GIVEN EXERCISE | Take the data that follows and retype it word for word.

***

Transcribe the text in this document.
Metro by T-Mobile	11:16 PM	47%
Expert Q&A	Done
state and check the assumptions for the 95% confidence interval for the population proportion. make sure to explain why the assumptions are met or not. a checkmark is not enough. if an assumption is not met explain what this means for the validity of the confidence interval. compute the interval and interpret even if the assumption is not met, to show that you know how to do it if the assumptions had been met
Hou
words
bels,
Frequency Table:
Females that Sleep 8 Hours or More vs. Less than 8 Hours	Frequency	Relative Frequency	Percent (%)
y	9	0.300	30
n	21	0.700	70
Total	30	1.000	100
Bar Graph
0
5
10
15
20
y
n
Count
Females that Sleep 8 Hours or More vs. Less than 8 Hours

***

COMPLETE ANSWER |
Transcribe the text in this document.
Metro by T-Mobile	11:16 PM	47%
Expert Q&A	Done
state and check the assumptions for the 95% confidence interval for the population proportion. make sure to explain why the assumptions are met or not. a checkmark is not enough. if an assumption is not met explain what this means for the validity of the confidence interval. compute the interval and interpret even if the assumption is not met, to show that you know how to do it if the assumptions had been met
Hou
words
bels,
Frequency Table:
Females that Sleep 8 Hours or More vs. Less than 8 Hours	Frequency	Relative Frequency	Percent (%)
y	9	0.300	30
n	21	0.700	70
Total	30	1.000	100
Bar Graph
0
5
10
15
20
y
n
Count
Females that Sleep 8 Hours or More vs. Less than 8 Hours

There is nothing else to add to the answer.